PROBLEM REQUIREMENTS: Scan the records for the word "Wondershare". Copy each line that includes it.

DATA SUPPLIED:
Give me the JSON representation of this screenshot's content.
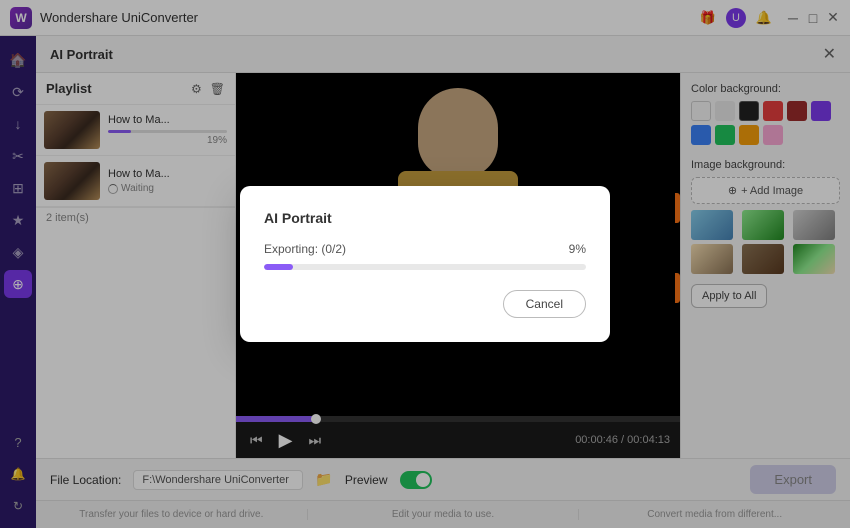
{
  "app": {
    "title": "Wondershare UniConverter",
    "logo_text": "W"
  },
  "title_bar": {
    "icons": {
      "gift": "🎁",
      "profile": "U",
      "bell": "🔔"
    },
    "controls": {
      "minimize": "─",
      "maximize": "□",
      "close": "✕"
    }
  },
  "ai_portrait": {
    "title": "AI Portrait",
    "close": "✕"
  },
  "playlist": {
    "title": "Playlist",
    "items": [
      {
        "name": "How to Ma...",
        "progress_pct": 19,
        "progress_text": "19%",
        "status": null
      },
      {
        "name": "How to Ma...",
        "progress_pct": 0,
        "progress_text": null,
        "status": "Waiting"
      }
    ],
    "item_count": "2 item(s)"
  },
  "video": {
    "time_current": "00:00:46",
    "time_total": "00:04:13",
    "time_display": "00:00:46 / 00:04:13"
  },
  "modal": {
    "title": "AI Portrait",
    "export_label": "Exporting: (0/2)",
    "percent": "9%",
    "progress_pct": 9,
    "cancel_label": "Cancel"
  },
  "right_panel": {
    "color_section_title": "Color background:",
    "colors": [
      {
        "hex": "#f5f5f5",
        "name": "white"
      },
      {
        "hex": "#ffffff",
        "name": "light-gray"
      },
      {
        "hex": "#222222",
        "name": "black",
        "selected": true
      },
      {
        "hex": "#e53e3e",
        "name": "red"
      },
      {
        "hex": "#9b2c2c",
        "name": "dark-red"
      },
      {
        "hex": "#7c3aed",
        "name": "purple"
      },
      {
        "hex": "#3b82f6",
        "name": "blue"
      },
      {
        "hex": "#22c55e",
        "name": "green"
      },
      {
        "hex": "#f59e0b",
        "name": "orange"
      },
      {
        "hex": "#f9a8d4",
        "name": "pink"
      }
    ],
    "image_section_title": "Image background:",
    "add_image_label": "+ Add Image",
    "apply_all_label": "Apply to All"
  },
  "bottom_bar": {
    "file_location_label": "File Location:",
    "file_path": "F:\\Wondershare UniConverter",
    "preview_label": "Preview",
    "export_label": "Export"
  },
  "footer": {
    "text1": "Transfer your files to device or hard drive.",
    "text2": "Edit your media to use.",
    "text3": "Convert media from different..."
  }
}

SOLUTION TO THIS PROBLEM:
    "title": "Wondershare UniConverter",
    "file_path": "F:\\Wondershare UniConverter",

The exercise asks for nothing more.